(Stored data entries)
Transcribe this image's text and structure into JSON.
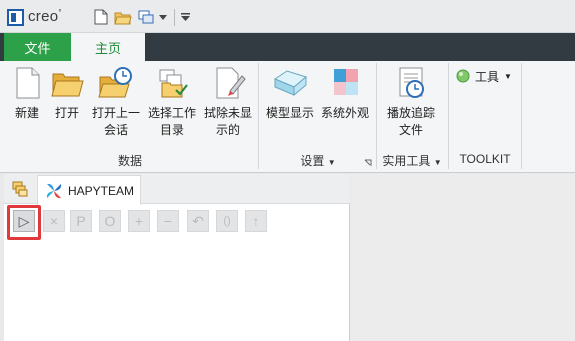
{
  "app": {
    "brand": "creo",
    "brand_mark": "°"
  },
  "tabs": {
    "file": "文件",
    "home": "主页"
  },
  "ribbon": {
    "buttons": {
      "new": {
        "line1": "新建",
        "line2": ""
      },
      "open": {
        "line1": "打开",
        "line2": ""
      },
      "open_last": {
        "line1": "打开上一",
        "line2": "会话"
      },
      "select_workdir": {
        "line1": "选择工作",
        "line2": "目录"
      },
      "erase_undisplayed": {
        "line1": "拭除未显",
        "line2": "示的"
      },
      "model_display": {
        "line1": "模型显示",
        "line2": ""
      },
      "system_appearance": {
        "line1": "系统外观",
        "line2": ""
      },
      "play_trail": {
        "line1": "播放追踪",
        "line2": "文件"
      },
      "tools": {
        "label": "工具"
      }
    },
    "groups": {
      "data": "数据",
      "settings": "设置",
      "utilities": "实用工具",
      "toolkit": "TOOLKIT"
    }
  },
  "navigator": {
    "tab_label": "HAPYTEAM",
    "tools": [
      "▷",
      "×",
      "P",
      "O",
      "+",
      "−",
      "↶",
      "()",
      "↑"
    ]
  },
  "colors": {
    "file_tab": "#2da04a",
    "tab_bar": "#323a42",
    "highlight": "#e0393c"
  }
}
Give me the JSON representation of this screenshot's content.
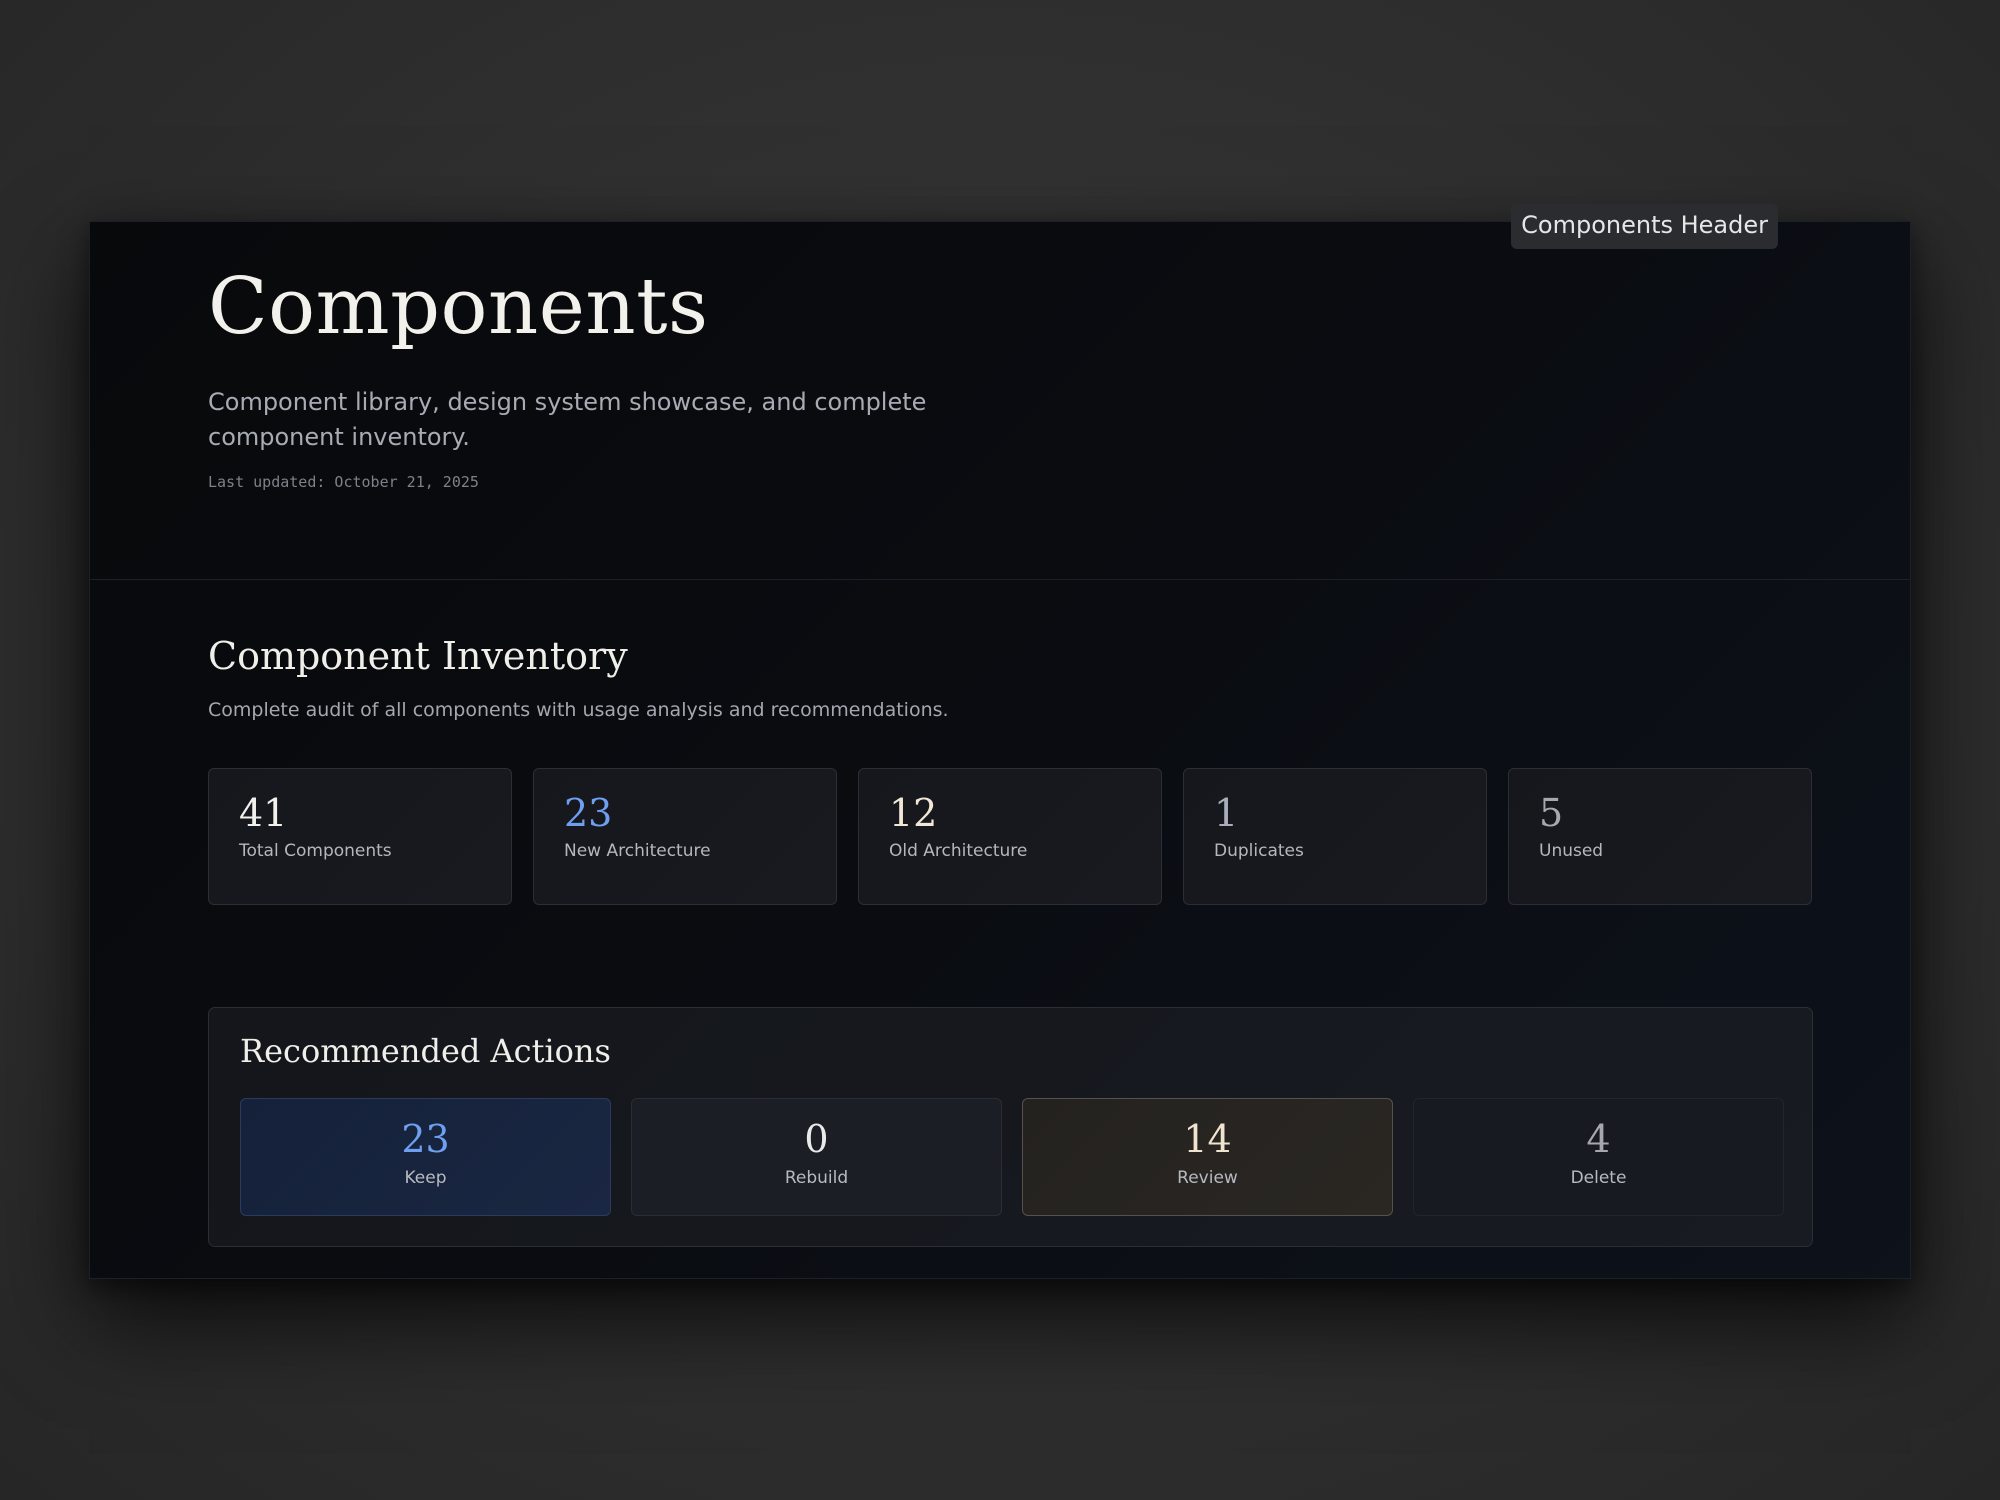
{
  "tooltip": {
    "label": "Components Header"
  },
  "header": {
    "title": "Components",
    "subtitle": "Component library, design system showcase, and complete component inventory.",
    "last_updated": "Last updated: October 21, 2025"
  },
  "inventory": {
    "title": "Component Inventory",
    "description": "Complete audit of all components with usage analysis and recommendations.",
    "stats": [
      {
        "value": "41",
        "label": "Total Components",
        "color": "#f2f0ea"
      },
      {
        "value": "23",
        "label": "New Architecture",
        "color": "#6f9ff0"
      },
      {
        "value": "12",
        "label": "Old Architecture",
        "color": "#f2e6d6"
      },
      {
        "value": "1",
        "label": "Duplicates",
        "color": "#a8aebb"
      },
      {
        "value": "5",
        "label": "Unused",
        "color": "#a6a8ad"
      }
    ]
  },
  "actions": {
    "title": "Recommended Actions",
    "items": [
      {
        "value": "23",
        "label": "Keep",
        "color": "#6f9ff0"
      },
      {
        "value": "0",
        "label": "Rebuild",
        "color": "#e9e9ea"
      },
      {
        "value": "14",
        "label": "Review",
        "color": "#f0e3cf"
      },
      {
        "value": "4",
        "label": "Delete",
        "color": "#a6a8ad"
      }
    ]
  }
}
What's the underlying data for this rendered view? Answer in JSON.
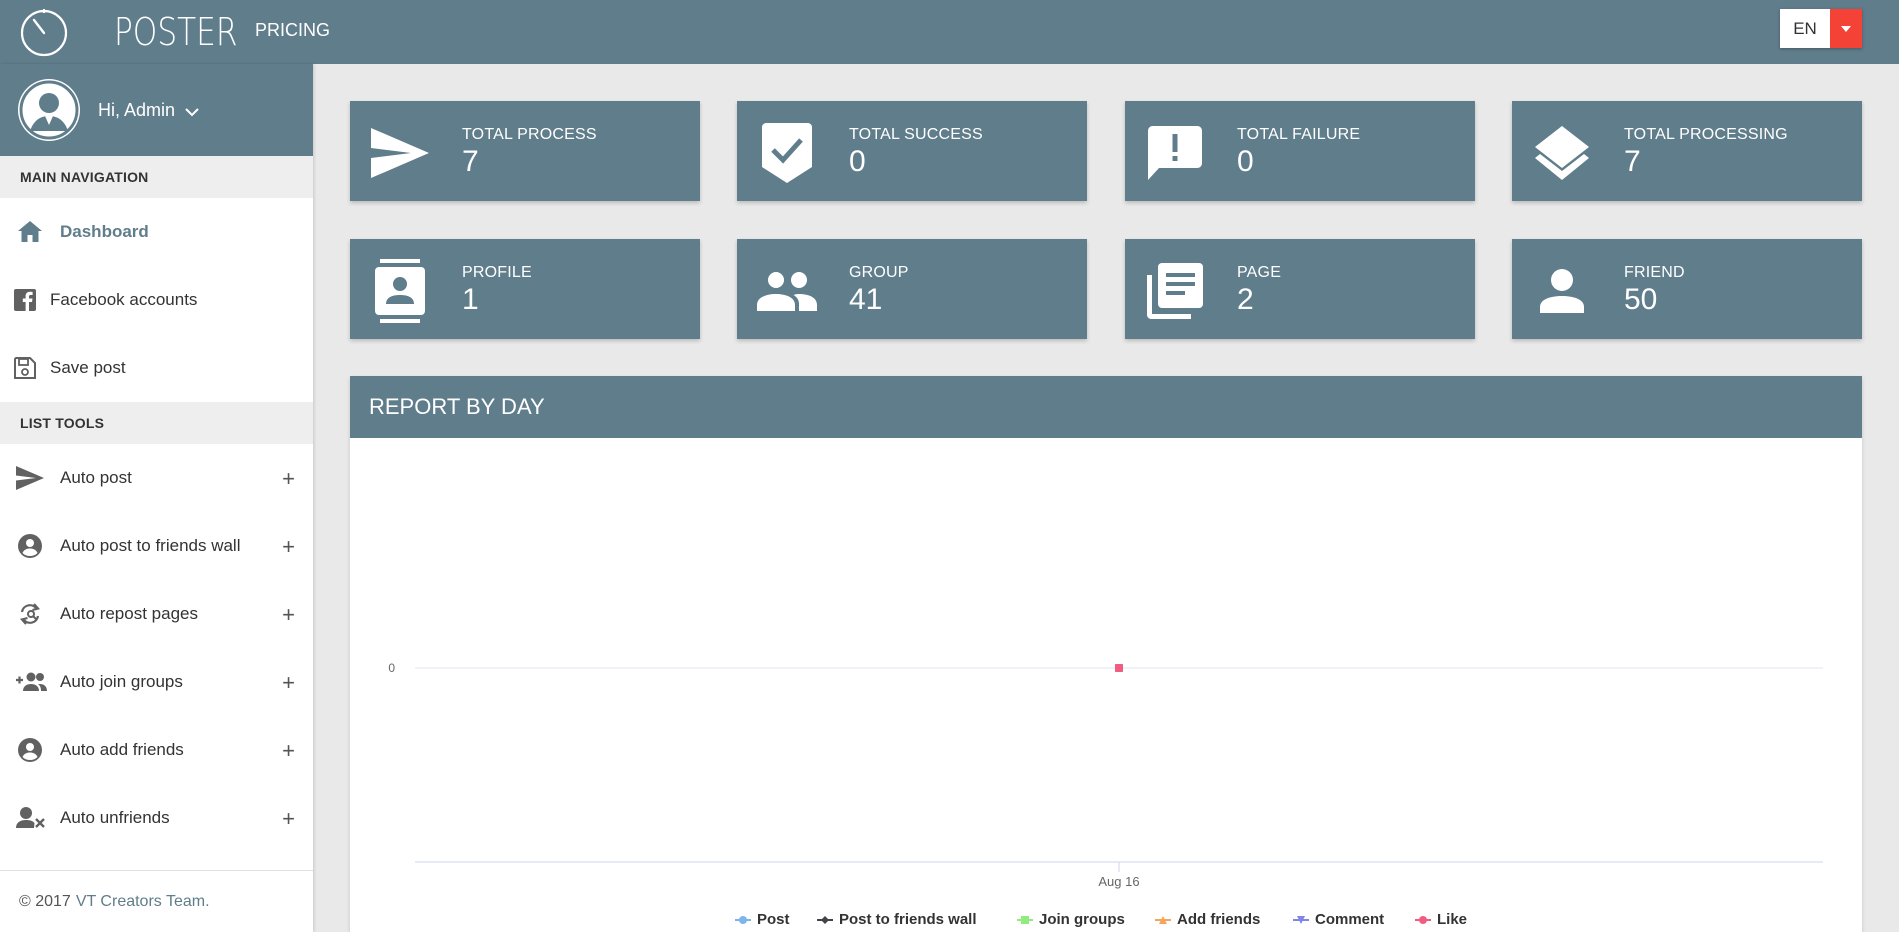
{
  "header": {
    "brand": "POSTER",
    "nav_pricing": "PRICING",
    "language": "EN"
  },
  "sidebar": {
    "user_greeting": "Hi, Admin",
    "sections": {
      "main_navigation": "MAIN NAVIGATION",
      "list_tools": "LIST TOOLS"
    },
    "main_items": [
      {
        "label": "Dashboard",
        "icon": "home-icon",
        "active": true
      },
      {
        "label": "Facebook accounts",
        "icon": "facebook-icon"
      },
      {
        "label": "Save post",
        "icon": "save-icon"
      }
    ],
    "tool_items": [
      {
        "label": "Auto post",
        "icon": "send-icon"
      },
      {
        "label": "Auto post to friends wall",
        "icon": "account-circle-icon"
      },
      {
        "label": "Auto repost pages",
        "icon": "repost-icon"
      },
      {
        "label": "Auto join groups",
        "icon": "group-add-icon"
      },
      {
        "label": "Auto add friends",
        "icon": "account-circle-icon"
      },
      {
        "label": "Auto unfriends",
        "icon": "person-remove-icon"
      }
    ],
    "expand_symbol": "+",
    "footer": {
      "copyright": "© 2017",
      "team": "VT Creators Team."
    }
  },
  "stats": [
    {
      "label": "TOTAL PROCESS",
      "value": "7",
      "icon": "send-icon"
    },
    {
      "label": "TOTAL SUCCESS",
      "value": "0",
      "icon": "verified-check-icon"
    },
    {
      "label": "TOTAL FAILURE",
      "value": "0",
      "icon": "feedback-alert-icon"
    },
    {
      "label": "TOTAL PROCESSING",
      "value": "7",
      "icon": "layers-icon"
    },
    {
      "label": "PROFILE",
      "value": "1",
      "icon": "contact-card-icon"
    },
    {
      "label": "GROUP",
      "value": "41",
      "icon": "group-icon"
    },
    {
      "label": "PAGE",
      "value": "2",
      "icon": "library-books-icon"
    },
    {
      "label": "FRIEND",
      "value": "50",
      "icon": "person-icon"
    }
  ],
  "report": {
    "title": "REPORT BY DAY"
  },
  "chart_data": {
    "type": "line",
    "x": [
      "Aug 16"
    ],
    "y_ticks": [
      "0"
    ],
    "series": [
      {
        "name": "Post",
        "values": [
          0
        ],
        "color": "#7cb5ec",
        "marker": "circle"
      },
      {
        "name": "Post to friends wall",
        "values": [
          0
        ],
        "color": "#434348",
        "marker": "diamond"
      },
      {
        "name": "Join groups",
        "values": [
          0
        ],
        "color": "#90ed7d",
        "marker": "square"
      },
      {
        "name": "Add friends",
        "values": [
          0
        ],
        "color": "#f7a35c",
        "marker": "triangle"
      },
      {
        "name": "Comment",
        "values": [
          0
        ],
        "color": "#8085e9",
        "marker": "triangle-down"
      },
      {
        "name": "Like",
        "values": [
          0
        ],
        "color": "#f15c80",
        "marker": "circle"
      }
    ],
    "legend_position": "bottom",
    "colors": {
      "last_point_marker": "#f15c80"
    }
  },
  "colors": {
    "primary": "#607d8b",
    "accent": "#f44336"
  }
}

# [Short exercise]
Copy out all of the material exactly as written, without its pictures.

# [Answer to this exercise]
Transcribe this image's text and structure into JSON.
{
  "app": {
    "brand": "creo",
    "brand_mark": "°"
  },
  "tabs": {
    "file": "文件",
    "home": "主页"
  },
  "ribbon": {
    "buttons": {
      "new": {
        "line1": "新建",
        "line2": ""
      },
      "open": {
        "line1": "打开",
        "line2": ""
      },
      "open_last": {
        "line1": "打开上一",
        "line2": "会话"
      },
      "select_workdir": {
        "line1": "选择工作",
        "line2": "目录"
      },
      "erase_undisplayed": {
        "line1": "拭除未显",
        "line2": "示的"
      },
      "model_display": {
        "line1": "模型显示",
        "line2": ""
      },
      "system_appearance": {
        "line1": "系统外观",
        "line2": ""
      },
      "play_trail": {
        "line1": "播放追踪",
        "line2": "文件"
      },
      "tools": {
        "label": "工具"
      }
    },
    "groups": {
      "data": "数据",
      "settings": "设置",
      "utilities": "实用工具",
      "toolkit": "TOOLKIT"
    }
  },
  "navigator": {
    "tab_label": "HAPYTEAM",
    "tools": [
      "▷",
      "×",
      "P",
      "O",
      "+",
      "−",
      "↶",
      "()",
      "↑"
    ]
  },
  "colors": {
    "file_tab": "#2da04a",
    "tab_bar": "#323a42",
    "highlight": "#e0393c"
  }
}
Give me the JSON representation of this screenshot's content.
{
  "tooltip": {
    "label": "Components Header"
  },
  "header": {
    "title": "Components",
    "subtitle": "Component library, design system showcase, and complete component inventory.",
    "last_updated": "Last updated: October 21, 2025"
  },
  "inventory": {
    "title": "Component Inventory",
    "description": "Complete audit of all components with usage analysis and recommendations.",
    "stats": [
      {
        "value": "41",
        "label": "Total Components",
        "color": "#f2f0ea"
      },
      {
        "value": "23",
        "label": "New Architecture",
        "color": "#6f9ff0"
      },
      {
        "value": "12",
        "label": "Old Architecture",
        "color": "#f2e6d6"
      },
      {
        "value": "1",
        "label": "Duplicates",
        "color": "#a8aebb"
      },
      {
        "value": "5",
        "label": "Unused",
        "color": "#a6a8ad"
      }
    ]
  },
  "actions": {
    "title": "Recommended Actions",
    "items": [
      {
        "value": "23",
        "label": "Keep",
        "color": "#6f9ff0"
      },
      {
        "value": "0",
        "label": "Rebuild",
        "color": "#e9e9ea"
      },
      {
        "value": "14",
        "label": "Review",
        "color": "#f0e3cf"
      },
      {
        "value": "4",
        "label": "Delete",
        "color": "#a6a8ad"
      }
    ]
  }
}
What's the underlying data for this rendered view? Answer in JSON.
{
  "header": {
    "brand": "POSTER",
    "nav_pricing": "PRICING",
    "language": "EN"
  },
  "sidebar": {
    "user_greeting": "Hi, Admin",
    "sections": {
      "main_navigation": "MAIN NAVIGATION",
      "list_tools": "LIST TOOLS"
    },
    "main_items": [
      {
        "label": "Dashboard",
        "icon": "home-icon",
        "active": true
      },
      {
        "label": "Facebook accounts",
        "icon": "facebook-icon"
      },
      {
        "label": "Save post",
        "icon": "save-icon"
      }
    ],
    "tool_items": [
      {
        "label": "Auto post",
        "icon": "send-icon"
      },
      {
        "label": "Auto post to friends wall",
        "icon": "account-circle-icon"
      },
      {
        "label": "Auto repost pages",
        "icon": "repost-icon"
      },
      {
        "label": "Auto join groups",
        "icon": "group-add-icon"
      },
      {
        "label": "Auto add friends",
        "icon": "account-circle-icon"
      },
      {
        "label": "Auto unfriends",
        "icon": "person-remove-icon"
      }
    ],
    "expand_symbol": "+",
    "footer": {
      "copyright": "© 2017",
      "team": "VT Creators Team."
    }
  },
  "stats": [
    {
      "label": "TOTAL PROCESS",
      "value": "7",
      "icon": "send-icon"
    },
    {
      "label": "TOTAL SUCCESS",
      "value": "0",
      "icon": "verified-check-icon"
    },
    {
      "label": "TOTAL FAILURE",
      "value": "0",
      "icon": "feedback-alert-icon"
    },
    {
      "label": "TOTAL PROCESSING",
      "value": "7",
      "icon": "layers-icon"
    },
    {
      "label": "PROFILE",
      "value": "1",
      "icon": "contact-card-icon"
    },
    {
      "label": "GROUP",
      "value": "41",
      "icon": "group-icon"
    },
    {
      "label": "PAGE",
      "value": "2",
      "icon": "library-books-icon"
    },
    {
      "label": "FRIEND",
      "value": "50",
      "icon": "person-icon"
    }
  ],
  "report": {
    "title": "REPORT BY DAY"
  },
  "chart_data": {
    "type": "line",
    "x": [
      "Aug 16"
    ],
    "y_ticks": [
      "0"
    ],
    "series": [
      {
        "name": "Post",
        "values": [
          0
        ],
        "color": "#7cb5ec",
        "marker": "circle"
      },
      {
        "name": "Post to friends wall",
        "values": [
          0
        ],
        "color": "#434348",
        "marker": "diamond"
      },
      {
        "name": "Join groups",
        "values": [
          0
        ],
        "color": "#90ed7d",
        "marker": "square"
      },
      {
        "name": "Add friends",
        "values": [
          0
        ],
        "color": "#f7a35c",
        "marker": "triangle"
      },
      {
        "name": "Comment",
        "values": [
          0
        ],
        "color": "#8085e9",
        "marker": "triangle-down"
      },
      {
        "name": "Like",
        "values": [
          0
        ],
        "color": "#f15c80",
        "marker": "circle"
      }
    ],
    "legend_position": "bottom",
    "colors": {
      "last_point_marker": "#f15c80"
    }
  },
  "colors": {
    "primary": "#607d8b",
    "accent": "#f44336"
  }
}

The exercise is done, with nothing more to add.